▼

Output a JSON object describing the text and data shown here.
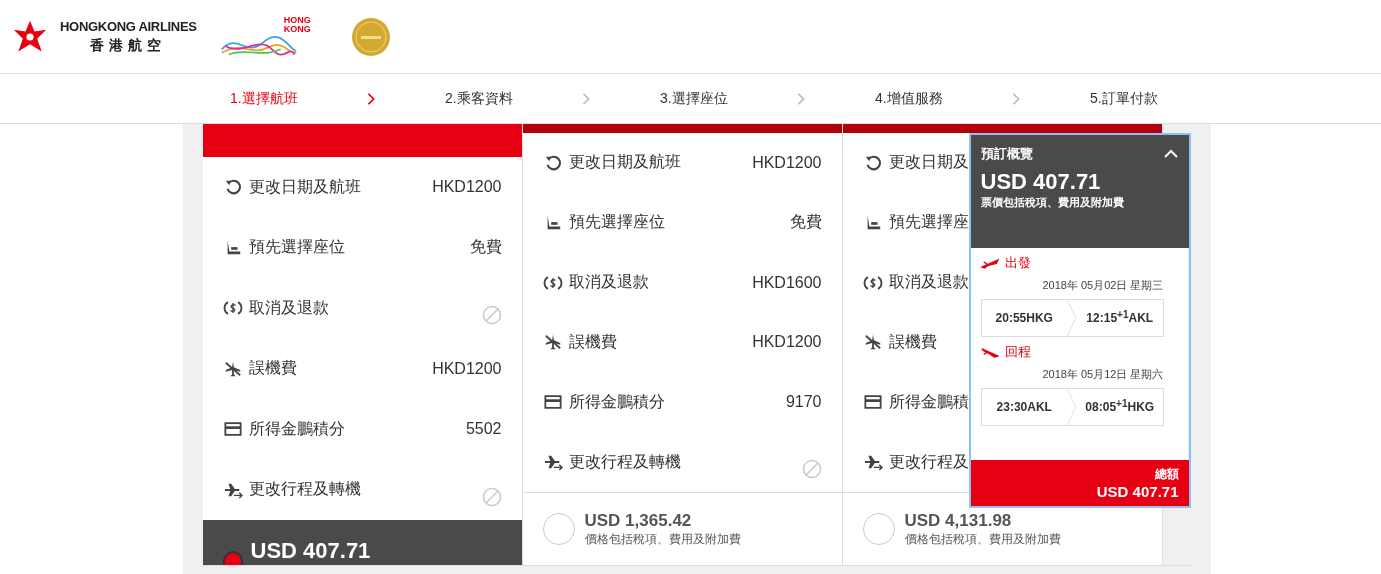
{
  "header": {
    "airline_name": "HONGKONG AIRLINES",
    "airline_name_chinese": "香港航空",
    "city_brand": [
      "HONG",
      "KONG"
    ]
  },
  "steps": [
    {
      "label": "1.選擇航班",
      "selected": true
    },
    {
      "label": "2.乘客資料",
      "selected": false
    },
    {
      "label": "3.選擇座位",
      "selected": false
    },
    {
      "label": "4.增值服務",
      "selected": false
    },
    {
      "label": "5.訂單付款",
      "selected": false
    }
  ],
  "fare_columns": [
    {
      "selected": true,
      "features": [
        {
          "label": "更改日期及航班",
          "kind": "value",
          "value": "HKD1200"
        },
        {
          "label": "預先選擇座位",
          "kind": "value",
          "value": "免費"
        },
        {
          "label": "取消及退款",
          "kind": "unavailable"
        },
        {
          "label": "誤機費",
          "kind": "value",
          "value": "HKD1200"
        },
        {
          "label": "所得金鵬積分",
          "kind": "value",
          "value": "5502"
        },
        {
          "label": "更改行程及轉機",
          "kind": "unavailable"
        }
      ],
      "price": "USD 407.71"
    },
    {
      "selected": false,
      "features": [
        {
          "label": "更改日期及航班",
          "kind": "value",
          "value": "HKD1200"
        },
        {
          "label": "預先選擇座位",
          "kind": "value",
          "value": "免費"
        },
        {
          "label": "取消及退款",
          "kind": "value",
          "value": "HKD1600"
        },
        {
          "label": "誤機費",
          "kind": "value",
          "value": "HKD1200"
        },
        {
          "label": "所得金鵬積分",
          "kind": "value",
          "value": "9170"
        },
        {
          "label": "更改行程及轉機",
          "kind": "unavailable"
        }
      ],
      "price": "USD 1,365.42",
      "price_note": "價格包括稅項、費用及附加費"
    },
    {
      "selected": false,
      "features": [
        {
          "label": "更改日期及",
          "kind": "label_only"
        },
        {
          "label": "預先選擇座",
          "kind": "label_only"
        },
        {
          "label": "取消及退款",
          "kind": "label_only"
        },
        {
          "label": "誤機費",
          "kind": "label_only"
        },
        {
          "label": "所得金鵬積",
          "kind": "label_only"
        },
        {
          "label": "更改行程及",
          "kind": "label_only"
        }
      ],
      "price": "USD 4,131.98",
      "price_note": "價格包括稅項、費用及附加費"
    }
  ],
  "summary": {
    "title": "預訂概覽",
    "expanded": true,
    "price": "USD 407.71",
    "price_note": "票價包括稅項、費用及附加費",
    "legs": [
      {
        "kind": "outbound",
        "label": "出發",
        "date": "2018年 05月02日 星期三",
        "depart_time": "20:55",
        "from": "HKG",
        "arrive_time": "12:15",
        "day_offset": "+1",
        "to": "AKL"
      },
      {
        "kind": "return",
        "label": "回程",
        "date": "2018年 05月12日 星期六",
        "depart_time": "23:30",
        "from": "AKL",
        "arrive_time": "08:05",
        "day_offset": "+1",
        "to": "HKG"
      }
    ],
    "total_label": "總額",
    "total": "USD 407.71"
  }
}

▲

Directions -
Your copy of the data above should match it exactly, except that pictures are left out.

Answer below -
Output a JSON object describing the text and data shown here.
{
  "header": {
    "airline_name": "HONGKONG AIRLINES",
    "airline_name_chinese": "香港航空",
    "city_brand": [
      "HONG",
      "KONG"
    ]
  },
  "steps": [
    {
      "label": "1.選擇航班",
      "selected": true
    },
    {
      "label": "2.乘客資料",
      "selected": false
    },
    {
      "label": "3.選擇座位",
      "selected": false
    },
    {
      "label": "4.增值服務",
      "selected": false
    },
    {
      "label": "5.訂單付款",
      "selected": false
    }
  ],
  "fare_columns": [
    {
      "selected": true,
      "features": [
        {
          "label": "更改日期及航班",
          "kind": "value",
          "value": "HKD1200"
        },
        {
          "label": "預先選擇座位",
          "kind": "value",
          "value": "免費"
        },
        {
          "label": "取消及退款",
          "kind": "unavailable"
        },
        {
          "label": "誤機費",
          "kind": "value",
          "value": "HKD1200"
        },
        {
          "label": "所得金鵬積分",
          "kind": "value",
          "value": "5502"
        },
        {
          "label": "更改行程及轉機",
          "kind": "unavailable"
        }
      ],
      "price": "USD 407.71"
    },
    {
      "selected": false,
      "features": [
        {
          "label": "更改日期及航班",
          "kind": "value",
          "value": "HKD1200"
        },
        {
          "label": "預先選擇座位",
          "kind": "value",
          "value": "免費"
        },
        {
          "label": "取消及退款",
          "kind": "value",
          "value": "HKD1600"
        },
        {
          "label": "誤機費",
          "kind": "value",
          "value": "HKD1200"
        },
        {
          "label": "所得金鵬積分",
          "kind": "value",
          "value": "9170"
        },
        {
          "label": "更改行程及轉機",
          "kind": "unavailable"
        }
      ],
      "price": "USD 1,365.42",
      "price_note": "價格包括稅項、費用及附加費"
    },
    {
      "selected": false,
      "features": [
        {
          "label": "更改日期及",
          "kind": "label_only"
        },
        {
          "label": "預先選擇座",
          "kind": "label_only"
        },
        {
          "label": "取消及退款",
          "kind": "label_only"
        },
        {
          "label": "誤機費",
          "kind": "label_only"
        },
        {
          "label": "所得金鵬積",
          "kind": "label_only"
        },
        {
          "label": "更改行程及",
          "kind": "label_only"
        }
      ],
      "price": "USD 4,131.98",
      "price_note": "價格包括稅項、費用及附加費"
    }
  ],
  "summary": {
    "title": "預訂概覽",
    "expanded": true,
    "price": "USD 407.71",
    "price_note": "票價包括稅項、費用及附加費",
    "legs": [
      {
        "kind": "outbound",
        "label": "出發",
        "date": "2018年 05月02日 星期三",
        "depart_time": "20:55",
        "from": "HKG",
        "arrive_time": "12:15",
        "day_offset": "+1",
        "to": "AKL"
      },
      {
        "kind": "return",
        "label": "回程",
        "date": "2018年 05月12日 星期六",
        "depart_time": "23:30",
        "from": "AKL",
        "arrive_time": "08:05",
        "day_offset": "+1",
        "to": "HKG"
      }
    ],
    "total_label": "總額",
    "total": "USD 407.71"
  }
}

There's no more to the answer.